Locate the word "desirable" in the data below, then copy every line that holds it.
····················
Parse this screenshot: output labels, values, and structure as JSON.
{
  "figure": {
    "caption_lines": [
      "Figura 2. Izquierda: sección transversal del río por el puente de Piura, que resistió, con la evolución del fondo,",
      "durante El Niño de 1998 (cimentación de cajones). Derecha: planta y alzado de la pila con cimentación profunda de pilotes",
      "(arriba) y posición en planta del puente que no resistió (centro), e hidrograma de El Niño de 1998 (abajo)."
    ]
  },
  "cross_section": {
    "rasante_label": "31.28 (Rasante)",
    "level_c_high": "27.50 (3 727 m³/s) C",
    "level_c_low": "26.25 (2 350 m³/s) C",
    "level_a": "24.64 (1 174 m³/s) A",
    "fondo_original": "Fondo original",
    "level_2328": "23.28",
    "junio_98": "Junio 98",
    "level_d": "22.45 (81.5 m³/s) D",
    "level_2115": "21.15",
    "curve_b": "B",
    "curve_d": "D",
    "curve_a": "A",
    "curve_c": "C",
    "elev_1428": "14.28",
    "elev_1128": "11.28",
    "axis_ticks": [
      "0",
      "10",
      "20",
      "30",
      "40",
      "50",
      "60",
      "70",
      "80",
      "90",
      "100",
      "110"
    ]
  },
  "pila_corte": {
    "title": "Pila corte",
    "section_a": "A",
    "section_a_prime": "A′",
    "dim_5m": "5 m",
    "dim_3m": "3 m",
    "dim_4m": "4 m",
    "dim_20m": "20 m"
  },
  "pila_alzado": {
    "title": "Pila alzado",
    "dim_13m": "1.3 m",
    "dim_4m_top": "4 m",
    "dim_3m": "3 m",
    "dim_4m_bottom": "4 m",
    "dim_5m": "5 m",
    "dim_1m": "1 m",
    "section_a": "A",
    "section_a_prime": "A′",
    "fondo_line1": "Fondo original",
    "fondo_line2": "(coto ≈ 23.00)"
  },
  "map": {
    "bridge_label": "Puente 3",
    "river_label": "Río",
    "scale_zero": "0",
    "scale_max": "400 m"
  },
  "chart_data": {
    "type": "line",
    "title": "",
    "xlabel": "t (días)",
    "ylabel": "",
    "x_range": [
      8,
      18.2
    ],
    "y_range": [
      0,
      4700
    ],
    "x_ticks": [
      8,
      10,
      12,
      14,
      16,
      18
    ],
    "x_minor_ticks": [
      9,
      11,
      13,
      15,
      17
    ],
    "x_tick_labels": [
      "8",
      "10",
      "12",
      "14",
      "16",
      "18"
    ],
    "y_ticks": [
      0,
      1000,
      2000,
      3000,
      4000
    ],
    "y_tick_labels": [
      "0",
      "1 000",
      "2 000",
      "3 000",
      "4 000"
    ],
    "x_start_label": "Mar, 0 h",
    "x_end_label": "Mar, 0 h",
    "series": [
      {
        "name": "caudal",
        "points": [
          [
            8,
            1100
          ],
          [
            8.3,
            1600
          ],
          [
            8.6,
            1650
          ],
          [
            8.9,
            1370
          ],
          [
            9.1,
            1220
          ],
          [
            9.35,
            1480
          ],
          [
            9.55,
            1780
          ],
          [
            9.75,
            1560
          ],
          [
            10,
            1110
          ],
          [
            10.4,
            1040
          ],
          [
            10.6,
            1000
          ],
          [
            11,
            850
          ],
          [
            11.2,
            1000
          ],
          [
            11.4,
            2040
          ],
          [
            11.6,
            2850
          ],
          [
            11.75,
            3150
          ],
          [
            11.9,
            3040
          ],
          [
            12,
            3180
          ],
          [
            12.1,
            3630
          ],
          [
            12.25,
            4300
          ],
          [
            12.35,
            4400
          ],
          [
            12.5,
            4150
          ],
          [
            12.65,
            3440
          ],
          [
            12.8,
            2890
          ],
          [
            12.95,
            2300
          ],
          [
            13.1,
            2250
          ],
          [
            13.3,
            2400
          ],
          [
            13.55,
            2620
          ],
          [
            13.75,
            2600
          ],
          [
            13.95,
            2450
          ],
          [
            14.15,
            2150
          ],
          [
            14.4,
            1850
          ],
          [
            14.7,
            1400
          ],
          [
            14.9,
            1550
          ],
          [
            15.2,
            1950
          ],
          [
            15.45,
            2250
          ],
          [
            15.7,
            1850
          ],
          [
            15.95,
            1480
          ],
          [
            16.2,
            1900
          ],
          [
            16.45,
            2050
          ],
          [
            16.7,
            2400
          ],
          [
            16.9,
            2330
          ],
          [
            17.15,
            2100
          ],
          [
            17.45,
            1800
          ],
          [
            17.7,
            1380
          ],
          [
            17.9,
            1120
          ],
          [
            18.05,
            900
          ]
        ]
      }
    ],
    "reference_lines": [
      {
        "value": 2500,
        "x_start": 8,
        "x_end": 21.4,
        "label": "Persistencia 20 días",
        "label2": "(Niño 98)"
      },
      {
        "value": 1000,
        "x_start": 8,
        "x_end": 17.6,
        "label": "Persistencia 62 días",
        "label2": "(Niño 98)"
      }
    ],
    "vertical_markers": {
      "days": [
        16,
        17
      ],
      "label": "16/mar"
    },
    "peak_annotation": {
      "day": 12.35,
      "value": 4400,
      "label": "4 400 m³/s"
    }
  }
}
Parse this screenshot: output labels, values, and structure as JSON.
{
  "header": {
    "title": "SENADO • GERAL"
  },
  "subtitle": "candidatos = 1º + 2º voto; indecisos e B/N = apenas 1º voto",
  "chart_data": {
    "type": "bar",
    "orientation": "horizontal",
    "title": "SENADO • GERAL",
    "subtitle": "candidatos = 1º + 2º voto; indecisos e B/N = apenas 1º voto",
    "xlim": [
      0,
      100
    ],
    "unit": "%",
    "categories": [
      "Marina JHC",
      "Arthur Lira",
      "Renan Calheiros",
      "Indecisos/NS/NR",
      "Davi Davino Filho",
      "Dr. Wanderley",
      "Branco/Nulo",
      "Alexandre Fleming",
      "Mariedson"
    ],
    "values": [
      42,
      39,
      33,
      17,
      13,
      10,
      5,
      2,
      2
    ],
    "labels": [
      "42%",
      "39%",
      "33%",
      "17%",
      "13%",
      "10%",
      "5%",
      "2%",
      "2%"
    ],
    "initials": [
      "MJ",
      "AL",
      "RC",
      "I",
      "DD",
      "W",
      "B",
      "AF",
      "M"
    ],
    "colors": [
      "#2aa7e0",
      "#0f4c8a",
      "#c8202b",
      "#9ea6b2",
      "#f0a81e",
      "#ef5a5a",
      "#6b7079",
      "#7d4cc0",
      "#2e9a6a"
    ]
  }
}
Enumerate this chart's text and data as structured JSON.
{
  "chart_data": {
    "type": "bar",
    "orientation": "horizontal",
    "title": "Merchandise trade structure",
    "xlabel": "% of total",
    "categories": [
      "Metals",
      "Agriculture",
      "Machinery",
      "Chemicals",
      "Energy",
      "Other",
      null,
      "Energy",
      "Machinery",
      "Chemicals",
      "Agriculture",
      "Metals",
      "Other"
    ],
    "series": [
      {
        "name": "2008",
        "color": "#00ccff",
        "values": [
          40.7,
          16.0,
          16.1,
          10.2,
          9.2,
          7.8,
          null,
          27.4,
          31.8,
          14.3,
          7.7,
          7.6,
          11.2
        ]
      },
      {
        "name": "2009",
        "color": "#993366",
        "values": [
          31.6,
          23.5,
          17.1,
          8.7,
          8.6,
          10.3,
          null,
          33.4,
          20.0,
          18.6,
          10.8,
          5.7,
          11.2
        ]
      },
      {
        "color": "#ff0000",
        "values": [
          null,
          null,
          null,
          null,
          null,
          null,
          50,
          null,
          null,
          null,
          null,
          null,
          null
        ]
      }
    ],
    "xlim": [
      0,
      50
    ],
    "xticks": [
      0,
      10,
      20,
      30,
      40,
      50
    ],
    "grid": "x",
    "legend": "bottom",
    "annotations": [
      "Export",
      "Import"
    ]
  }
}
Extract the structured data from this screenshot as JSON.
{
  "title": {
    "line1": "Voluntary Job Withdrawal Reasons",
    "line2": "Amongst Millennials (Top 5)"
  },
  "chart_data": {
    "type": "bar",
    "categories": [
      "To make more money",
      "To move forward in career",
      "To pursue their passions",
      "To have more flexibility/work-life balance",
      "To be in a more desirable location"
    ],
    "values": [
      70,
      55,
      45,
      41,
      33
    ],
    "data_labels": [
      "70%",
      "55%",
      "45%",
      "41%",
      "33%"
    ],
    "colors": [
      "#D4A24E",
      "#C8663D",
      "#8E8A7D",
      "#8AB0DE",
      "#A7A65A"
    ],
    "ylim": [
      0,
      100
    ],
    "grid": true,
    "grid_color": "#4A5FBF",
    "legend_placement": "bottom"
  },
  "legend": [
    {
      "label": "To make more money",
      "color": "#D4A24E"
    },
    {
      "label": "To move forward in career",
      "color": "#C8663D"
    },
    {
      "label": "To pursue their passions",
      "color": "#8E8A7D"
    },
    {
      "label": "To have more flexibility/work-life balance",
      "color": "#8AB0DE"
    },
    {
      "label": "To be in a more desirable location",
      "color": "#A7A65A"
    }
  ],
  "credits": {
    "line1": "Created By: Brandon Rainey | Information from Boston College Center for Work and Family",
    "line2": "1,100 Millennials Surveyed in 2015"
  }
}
····················
Task output:
      "To be in a more desirable location"
      "label": "To be in a more desirable location",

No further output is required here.